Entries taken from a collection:
# # # #
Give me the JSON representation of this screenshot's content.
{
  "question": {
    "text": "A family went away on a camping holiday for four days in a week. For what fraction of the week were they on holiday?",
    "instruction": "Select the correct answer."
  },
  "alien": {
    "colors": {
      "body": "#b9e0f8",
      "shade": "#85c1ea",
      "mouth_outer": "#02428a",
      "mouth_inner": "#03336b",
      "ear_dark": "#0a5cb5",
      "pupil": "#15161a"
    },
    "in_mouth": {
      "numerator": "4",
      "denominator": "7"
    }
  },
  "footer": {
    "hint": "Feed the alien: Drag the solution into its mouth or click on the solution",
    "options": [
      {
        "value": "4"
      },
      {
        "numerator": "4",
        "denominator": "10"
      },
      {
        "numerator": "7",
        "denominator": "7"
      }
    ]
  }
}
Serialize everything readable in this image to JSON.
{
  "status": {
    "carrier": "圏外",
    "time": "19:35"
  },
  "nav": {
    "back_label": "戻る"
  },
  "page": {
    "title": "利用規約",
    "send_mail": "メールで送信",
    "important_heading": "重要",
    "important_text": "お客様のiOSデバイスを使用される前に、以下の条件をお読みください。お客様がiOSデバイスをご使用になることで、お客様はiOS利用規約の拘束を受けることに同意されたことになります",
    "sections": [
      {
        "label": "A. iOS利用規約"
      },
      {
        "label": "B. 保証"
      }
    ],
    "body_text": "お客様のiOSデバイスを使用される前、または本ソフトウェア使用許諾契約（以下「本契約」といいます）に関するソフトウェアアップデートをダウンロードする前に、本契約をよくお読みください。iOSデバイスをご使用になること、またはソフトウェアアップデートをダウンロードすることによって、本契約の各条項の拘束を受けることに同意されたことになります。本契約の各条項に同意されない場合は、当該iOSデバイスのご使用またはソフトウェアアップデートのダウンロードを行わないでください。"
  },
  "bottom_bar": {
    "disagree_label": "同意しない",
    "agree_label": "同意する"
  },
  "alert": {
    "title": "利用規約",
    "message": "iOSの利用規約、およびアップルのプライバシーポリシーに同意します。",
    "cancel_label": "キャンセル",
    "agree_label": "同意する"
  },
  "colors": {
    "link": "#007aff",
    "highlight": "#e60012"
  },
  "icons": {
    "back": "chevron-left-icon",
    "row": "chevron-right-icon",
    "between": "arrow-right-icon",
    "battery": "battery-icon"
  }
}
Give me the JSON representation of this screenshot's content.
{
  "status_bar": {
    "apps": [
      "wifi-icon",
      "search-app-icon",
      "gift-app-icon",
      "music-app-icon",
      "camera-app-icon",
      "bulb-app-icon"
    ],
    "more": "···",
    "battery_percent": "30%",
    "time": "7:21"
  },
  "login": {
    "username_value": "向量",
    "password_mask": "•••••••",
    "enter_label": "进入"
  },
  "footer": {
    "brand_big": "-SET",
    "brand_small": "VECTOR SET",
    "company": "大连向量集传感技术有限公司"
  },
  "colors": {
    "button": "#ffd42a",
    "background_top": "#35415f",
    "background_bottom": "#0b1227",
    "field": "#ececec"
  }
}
# # # #
# To do:
Output the records above in their entirety, exactly.

# Full answer:
Give me the JSON representation of this screenshot's content.
{
  "question": {
    "text": "A family went away on a camping holiday for four days in a week. For what fraction of the week were they on holiday?",
    "instruction": "Select the correct answer."
  },
  "alien": {
    "colors": {
      "body": "#b9e0f8",
      "shade": "#85c1ea",
      "mouth_outer": "#02428a",
      "mouth_inner": "#03336b",
      "ear_dark": "#0a5cb5",
      "pupil": "#15161a"
    },
    "in_mouth": {
      "numerator": "4",
      "denominator": "7"
    }
  },
  "footer": {
    "hint": "Feed the alien: Drag the solution into its mouth or click on the solution",
    "options": [
      {
        "value": "4"
      },
      {
        "numerator": "4",
        "denominator": "10"
      },
      {
        "numerator": "7",
        "denominator": "7"
      }
    ]
  }
}
Serialize everything readable in this image to JSON.
{
  "status": {
    "carrier": "圏外",
    "time": "19:35"
  },
  "nav": {
    "back_label": "戻る"
  },
  "page": {
    "title": "利用規約",
    "send_mail": "メールで送信",
    "important_heading": "重要",
    "important_text": "お客様のiOSデバイスを使用される前に、以下の条件をお読みください。お客様がiOSデバイスをご使用になることで、お客様はiOS利用規約の拘束を受けることに同意されたことになります",
    "sections": [
      {
        "label": "A. iOS利用規約"
      },
      {
        "label": "B. 保証"
      }
    ],
    "body_text": "お客様のiOSデバイスを使用される前、または本ソフトウェア使用許諾契約（以下「本契約」といいます）に関するソフトウェアアップデートをダウンロードする前に、本契約をよくお読みください。iOSデバイスをご使用になること、またはソフトウェアアップデートをダウンロードすることによって、本契約の各条項の拘束を受けることに同意されたことになります。本契約の各条項に同意されない場合は、当該iOSデバイスのご使用またはソフトウェアアップデートのダウンロードを行わないでください。"
  },
  "bottom_bar": {
    "disagree_label": "同意しない",
    "agree_label": "同意する"
  },
  "alert": {
    "title": "利用規約",
    "message": "iOSの利用規約、およびアップルのプライバシーポリシーに同意します。",
    "cancel_label": "キャンセル",
    "agree_label": "同意する"
  },
  "colors": {
    "link": "#007aff",
    "highlight": "#e60012"
  },
  "icons": {
    "back": "chevron-left-icon",
    "row": "chevron-right-icon",
    "between": "arrow-right-icon",
    "battery": "battery-icon"
  }
}
Give me the JSON representation of this screenshot's content.
{
  "status_bar": {
    "apps": [
      "wifi-icon",
      "search-app-icon",
      "gift-app-icon",
      "music-app-icon",
      "camera-app-icon",
      "bulb-app-icon"
    ],
    "more": "···",
    "battery_percent": "30%",
    "time": "7:21"
  },
  "login": {
    "username_value": "向量",
    "password_mask": "•••••••",
    "enter_label": "进入"
  },
  "footer": {
    "brand_big": "-SET",
    "brand_small": "VECTOR SET",
    "company": "大连向量集传感技术有限公司"
  },
  "colors": {
    "button": "#ffd42a",
    "background_top": "#35415f",
    "background_bottom": "#0b1227",
    "field": "#ececec"
  }
}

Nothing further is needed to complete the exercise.